--- BEGIN DOCUMENT EXCERPT ---

A Father's Legacy: No One Should Lose Their Home
We’ve all been there…living our life day-to-day when suddenly an unexpected challenge or situation comes barreling into our life…and we need help. Whether it’s financial, physical, or emotional, these situations cause us to reach out for support from our friends, family and community.
Mary Lou Goldstein can greatly attest to this kind of situation. When she was a young child, she lost her mother. Although deeply saddened by this loss, she shares that her and her father, William Anthony O’Brien, created a very close bond after this.
Growing up, Mary Lou’s father raised her to be confident and encouraged her to be or do anything she wanted in life. Along these lines, he also taught her about the value of working hard and helping others. Mary Lou shared that when her father was a child, his family lost their home because of financial hardship. They eventually got back on their feet, but the experience stayed with him for the rest of his life.
“My father always told me, ‘No one should ever lose their home.’ He also told me he wanted me to find out the best way to use our blessings to help others,” she said.

--- END DOCUMENT EXCERPT ---
--- BEGIN DATASET CONTENT ---

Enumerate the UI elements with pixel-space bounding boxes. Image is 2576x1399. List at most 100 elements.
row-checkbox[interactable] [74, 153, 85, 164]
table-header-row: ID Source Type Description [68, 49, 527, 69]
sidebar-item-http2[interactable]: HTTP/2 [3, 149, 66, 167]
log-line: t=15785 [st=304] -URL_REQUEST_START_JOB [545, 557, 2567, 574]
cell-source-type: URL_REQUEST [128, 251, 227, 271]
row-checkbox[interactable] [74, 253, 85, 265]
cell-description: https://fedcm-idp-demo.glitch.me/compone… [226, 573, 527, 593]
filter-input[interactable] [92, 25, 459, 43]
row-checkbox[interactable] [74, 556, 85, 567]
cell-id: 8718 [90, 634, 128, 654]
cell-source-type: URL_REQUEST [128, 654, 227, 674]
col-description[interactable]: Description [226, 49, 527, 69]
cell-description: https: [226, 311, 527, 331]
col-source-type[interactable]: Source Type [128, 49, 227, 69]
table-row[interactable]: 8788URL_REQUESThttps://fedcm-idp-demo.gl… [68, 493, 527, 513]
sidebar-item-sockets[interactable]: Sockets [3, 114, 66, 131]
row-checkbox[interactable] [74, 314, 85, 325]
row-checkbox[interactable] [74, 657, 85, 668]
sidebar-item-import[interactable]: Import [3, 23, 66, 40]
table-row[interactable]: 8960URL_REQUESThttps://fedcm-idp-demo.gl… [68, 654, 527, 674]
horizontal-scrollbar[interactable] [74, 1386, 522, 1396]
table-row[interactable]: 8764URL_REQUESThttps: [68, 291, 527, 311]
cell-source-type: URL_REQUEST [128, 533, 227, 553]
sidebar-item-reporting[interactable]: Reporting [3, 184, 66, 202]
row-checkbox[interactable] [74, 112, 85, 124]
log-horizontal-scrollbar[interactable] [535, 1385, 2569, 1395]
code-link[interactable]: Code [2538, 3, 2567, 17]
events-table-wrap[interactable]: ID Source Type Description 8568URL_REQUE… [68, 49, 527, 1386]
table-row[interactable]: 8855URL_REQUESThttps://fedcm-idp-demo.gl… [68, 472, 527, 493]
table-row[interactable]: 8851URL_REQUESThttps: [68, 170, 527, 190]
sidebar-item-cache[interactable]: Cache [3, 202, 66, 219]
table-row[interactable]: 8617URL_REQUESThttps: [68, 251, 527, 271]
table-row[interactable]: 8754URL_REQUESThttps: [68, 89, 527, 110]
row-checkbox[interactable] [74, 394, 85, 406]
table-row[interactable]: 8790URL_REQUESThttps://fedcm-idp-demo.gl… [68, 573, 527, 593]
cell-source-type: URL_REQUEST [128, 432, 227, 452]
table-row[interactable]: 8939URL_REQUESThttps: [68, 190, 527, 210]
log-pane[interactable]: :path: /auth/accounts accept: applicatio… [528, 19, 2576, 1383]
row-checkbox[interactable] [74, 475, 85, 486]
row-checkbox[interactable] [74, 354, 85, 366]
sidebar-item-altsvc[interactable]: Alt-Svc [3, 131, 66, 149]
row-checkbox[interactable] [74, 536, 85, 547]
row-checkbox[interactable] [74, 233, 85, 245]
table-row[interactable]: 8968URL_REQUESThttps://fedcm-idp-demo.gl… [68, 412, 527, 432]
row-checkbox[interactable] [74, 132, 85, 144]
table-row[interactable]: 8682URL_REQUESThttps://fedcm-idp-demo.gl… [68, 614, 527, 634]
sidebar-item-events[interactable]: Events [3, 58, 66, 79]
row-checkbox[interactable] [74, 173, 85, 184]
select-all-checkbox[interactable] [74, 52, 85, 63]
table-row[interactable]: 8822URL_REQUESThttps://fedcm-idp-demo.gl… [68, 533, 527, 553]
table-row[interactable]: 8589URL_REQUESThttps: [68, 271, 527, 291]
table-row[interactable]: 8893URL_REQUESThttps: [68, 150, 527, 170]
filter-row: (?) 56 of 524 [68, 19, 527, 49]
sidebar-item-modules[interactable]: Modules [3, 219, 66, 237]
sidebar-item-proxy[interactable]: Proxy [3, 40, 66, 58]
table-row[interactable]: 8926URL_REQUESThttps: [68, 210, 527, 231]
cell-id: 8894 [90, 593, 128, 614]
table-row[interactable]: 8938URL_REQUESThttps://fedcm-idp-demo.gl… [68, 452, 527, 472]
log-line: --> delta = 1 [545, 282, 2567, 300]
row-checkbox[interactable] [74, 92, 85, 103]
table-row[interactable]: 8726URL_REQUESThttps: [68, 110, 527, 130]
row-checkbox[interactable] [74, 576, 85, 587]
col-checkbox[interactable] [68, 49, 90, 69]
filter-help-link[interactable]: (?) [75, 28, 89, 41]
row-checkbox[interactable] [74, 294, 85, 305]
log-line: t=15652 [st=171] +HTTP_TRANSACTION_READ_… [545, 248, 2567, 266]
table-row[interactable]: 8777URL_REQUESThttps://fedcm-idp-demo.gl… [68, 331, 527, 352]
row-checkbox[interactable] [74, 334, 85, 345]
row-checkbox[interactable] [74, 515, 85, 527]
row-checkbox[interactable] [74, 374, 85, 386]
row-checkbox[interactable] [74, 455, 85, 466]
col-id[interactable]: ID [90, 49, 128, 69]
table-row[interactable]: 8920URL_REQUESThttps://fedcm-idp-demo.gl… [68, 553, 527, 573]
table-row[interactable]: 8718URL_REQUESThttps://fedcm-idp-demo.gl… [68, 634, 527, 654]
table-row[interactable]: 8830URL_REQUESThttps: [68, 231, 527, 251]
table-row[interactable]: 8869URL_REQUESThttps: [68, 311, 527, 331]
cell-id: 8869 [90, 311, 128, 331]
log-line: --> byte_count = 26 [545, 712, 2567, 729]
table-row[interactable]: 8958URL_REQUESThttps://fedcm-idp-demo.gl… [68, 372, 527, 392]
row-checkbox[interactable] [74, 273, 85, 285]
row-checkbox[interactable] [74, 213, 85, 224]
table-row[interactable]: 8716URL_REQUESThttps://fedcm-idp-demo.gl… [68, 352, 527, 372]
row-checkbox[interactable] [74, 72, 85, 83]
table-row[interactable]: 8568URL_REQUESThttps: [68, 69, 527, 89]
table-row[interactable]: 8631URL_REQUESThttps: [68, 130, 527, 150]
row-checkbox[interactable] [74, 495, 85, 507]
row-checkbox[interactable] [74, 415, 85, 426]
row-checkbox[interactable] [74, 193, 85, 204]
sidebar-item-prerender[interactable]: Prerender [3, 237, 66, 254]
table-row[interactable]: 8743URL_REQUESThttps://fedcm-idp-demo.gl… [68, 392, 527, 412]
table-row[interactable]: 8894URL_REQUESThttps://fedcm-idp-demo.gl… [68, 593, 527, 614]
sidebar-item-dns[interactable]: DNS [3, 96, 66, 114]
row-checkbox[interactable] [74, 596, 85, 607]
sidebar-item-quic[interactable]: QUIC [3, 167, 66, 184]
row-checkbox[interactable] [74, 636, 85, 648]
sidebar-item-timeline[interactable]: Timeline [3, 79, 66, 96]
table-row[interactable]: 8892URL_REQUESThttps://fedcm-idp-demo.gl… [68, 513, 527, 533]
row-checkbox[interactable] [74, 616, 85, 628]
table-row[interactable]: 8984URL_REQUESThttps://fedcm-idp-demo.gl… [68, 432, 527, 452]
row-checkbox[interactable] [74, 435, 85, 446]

--- END DATASET CONTENT ---

◆ **DIRECTIVE 1**
Summarize the story about Mary Lou Goldstein and her father in two sentences.
◆ **DIRECTIVE 2**
In the story about Mary Lou Goldstein, why did her father's family lose their home when he was a child?
◆ **DIRECTIVE 3**
Write the next part of the story about Mary Lou Goldstein and her father, picking up right after the last sentence.

◆ **TASK RESPONSE 1**
After losing her mother as a young child, Mary Lou Goldstein grew very close to her father, William Anthony O’Brien, who raised her to be confident and taught her the value of hard work and helping others. His own family had lost their home to financial hardship when he was a child, so he told her no one should ever lose their home and urged her to use their blessings to help others.

◆ **TASK RESPONSE 2**
They lost it because of financial hardship.

◆ **TASK RESPONSE 3**
Many years after he passed away, Mary Lou reached out to St. Vincent de Paul to set up a fund in honor of her father. She wanted to see this fund, aptly named the ‘William Anthony O’Brien Fund,’ help those in need ‘at the moment.’ She truly believes, as did her father, that life’s challenges can happen to anyone at anytime.
“You never know when you may need a little bit of help to either stay in your home or get back on your feet,” she said.
But why St. Vincent de Paul? Mary Lou shared that growing up, her and her father had known about the work of St. Vincent de Paul. And she knew that there are many living in Arizona who work hard and support their families, but sometimes need a little lift – like Richard and Roshon.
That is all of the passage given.